-- BEGIN Provided records --
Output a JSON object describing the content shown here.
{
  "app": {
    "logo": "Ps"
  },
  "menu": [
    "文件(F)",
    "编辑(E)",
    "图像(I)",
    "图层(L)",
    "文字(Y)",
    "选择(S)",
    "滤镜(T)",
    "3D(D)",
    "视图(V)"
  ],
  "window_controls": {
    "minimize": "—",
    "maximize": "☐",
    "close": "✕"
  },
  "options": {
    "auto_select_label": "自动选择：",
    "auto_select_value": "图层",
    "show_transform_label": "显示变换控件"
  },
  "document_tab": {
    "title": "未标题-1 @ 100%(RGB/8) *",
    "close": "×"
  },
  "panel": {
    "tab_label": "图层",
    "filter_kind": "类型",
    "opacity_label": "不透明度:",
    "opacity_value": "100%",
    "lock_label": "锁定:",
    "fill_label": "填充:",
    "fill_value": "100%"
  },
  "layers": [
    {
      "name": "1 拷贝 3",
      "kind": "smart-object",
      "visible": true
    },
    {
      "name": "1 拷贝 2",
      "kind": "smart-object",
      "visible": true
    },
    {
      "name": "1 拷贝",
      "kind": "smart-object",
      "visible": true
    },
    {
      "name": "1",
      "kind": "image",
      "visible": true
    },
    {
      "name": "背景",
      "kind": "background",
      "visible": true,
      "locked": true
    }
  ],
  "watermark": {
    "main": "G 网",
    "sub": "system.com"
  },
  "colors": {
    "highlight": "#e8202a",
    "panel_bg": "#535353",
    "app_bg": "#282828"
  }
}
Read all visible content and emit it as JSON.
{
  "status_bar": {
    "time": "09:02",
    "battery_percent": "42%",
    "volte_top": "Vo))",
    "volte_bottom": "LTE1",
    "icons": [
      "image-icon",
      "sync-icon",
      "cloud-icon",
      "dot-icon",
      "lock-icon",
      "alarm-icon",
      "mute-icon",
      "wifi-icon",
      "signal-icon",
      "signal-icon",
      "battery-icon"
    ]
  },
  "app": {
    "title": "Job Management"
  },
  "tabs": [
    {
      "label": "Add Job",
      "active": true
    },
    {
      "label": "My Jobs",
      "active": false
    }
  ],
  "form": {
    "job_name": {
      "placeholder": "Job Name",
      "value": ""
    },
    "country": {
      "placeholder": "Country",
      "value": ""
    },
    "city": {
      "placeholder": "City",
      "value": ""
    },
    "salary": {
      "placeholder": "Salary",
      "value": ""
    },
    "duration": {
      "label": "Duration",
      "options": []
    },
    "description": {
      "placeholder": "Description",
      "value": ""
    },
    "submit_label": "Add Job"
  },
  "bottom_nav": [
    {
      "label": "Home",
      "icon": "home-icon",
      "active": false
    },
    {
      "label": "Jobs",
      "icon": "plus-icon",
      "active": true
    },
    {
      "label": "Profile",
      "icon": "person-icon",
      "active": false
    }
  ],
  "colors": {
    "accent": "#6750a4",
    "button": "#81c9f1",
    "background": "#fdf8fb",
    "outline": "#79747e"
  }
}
-- END Provided records --
Reproduce all of the entries word for word.

Output a JSON object describing the content shown here.
{
  "app": {
    "logo": "Ps"
  },
  "menu": [
    "文件(F)",
    "编辑(E)",
    "图像(I)",
    "图层(L)",
    "文字(Y)",
    "选择(S)",
    "滤镜(T)",
    "3D(D)",
    "视图(V)"
  ],
  "window_controls": {
    "minimize": "—",
    "maximize": "☐",
    "close": "✕"
  },
  "options": {
    "auto_select_label": "自动选择：",
    "auto_select_value": "图层",
    "show_transform_label": "显示变换控件"
  },
  "document_tab": {
    "title": "未标题-1 @ 100%(RGB/8) *",
    "close": "×"
  },
  "panel": {
    "tab_label": "图层",
    "filter_kind": "类型",
    "opacity_label": "不透明度:",
    "opacity_value": "100%",
    "lock_label": "锁定:",
    "fill_label": "填充:",
    "fill_value": "100%"
  },
  "layers": [
    {
      "name": "1 拷贝 3",
      "kind": "smart-object",
      "visible": true
    },
    {
      "name": "1 拷贝 2",
      "kind": "smart-object",
      "visible": true
    },
    {
      "name": "1 拷贝",
      "kind": "smart-object",
      "visible": true
    },
    {
      "name": "1",
      "kind": "image",
      "visible": true
    },
    {
      "name": "背景",
      "kind": "background",
      "visible": true,
      "locked": true
    }
  ],
  "watermark": {
    "main": "G 网",
    "sub": "system.com"
  },
  "colors": {
    "highlight": "#e8202a",
    "panel_bg": "#535353",
    "app_bg": "#282828"
  }
}
Read all visible content and emit it as JSON.
{
  "status_bar": {
    "time": "09:02",
    "battery_percent": "42%",
    "volte_top": "Vo))",
    "volte_bottom": "LTE1",
    "icons": [
      "image-icon",
      "sync-icon",
      "cloud-icon",
      "dot-icon",
      "lock-icon",
      "alarm-icon",
      "mute-icon",
      "wifi-icon",
      "signal-icon",
      "signal-icon",
      "battery-icon"
    ]
  },
  "app": {
    "title": "Job Management"
  },
  "tabs": [
    {
      "label": "Add Job",
      "active": true
    },
    {
      "label": "My Jobs",
      "active": false
    }
  ],
  "form": {
    "job_name": {
      "placeholder": "Job Name",
      "value": ""
    },
    "country": {
      "placeholder": "Country",
      "value": ""
    },
    "city": {
      "placeholder": "City",
      "value": ""
    },
    "salary": {
      "placeholder": "Salary",
      "value": ""
    },
    "duration": {
      "label": "Duration",
      "options": []
    },
    "description": {
      "placeholder": "Description",
      "value": ""
    },
    "submit_label": "Add Job"
  },
  "bottom_nav": [
    {
      "label": "Home",
      "icon": "home-icon",
      "active": false
    },
    {
      "label": "Jobs",
      "icon": "plus-icon",
      "active": true
    },
    {
      "label": "Profile",
      "icon": "person-icon",
      "active": false
    }
  ],
  "colors": {
    "accent": "#6750a4",
    "button": "#81c9f1",
    "background": "#fdf8fb",
    "outline": "#79747e"
  }
}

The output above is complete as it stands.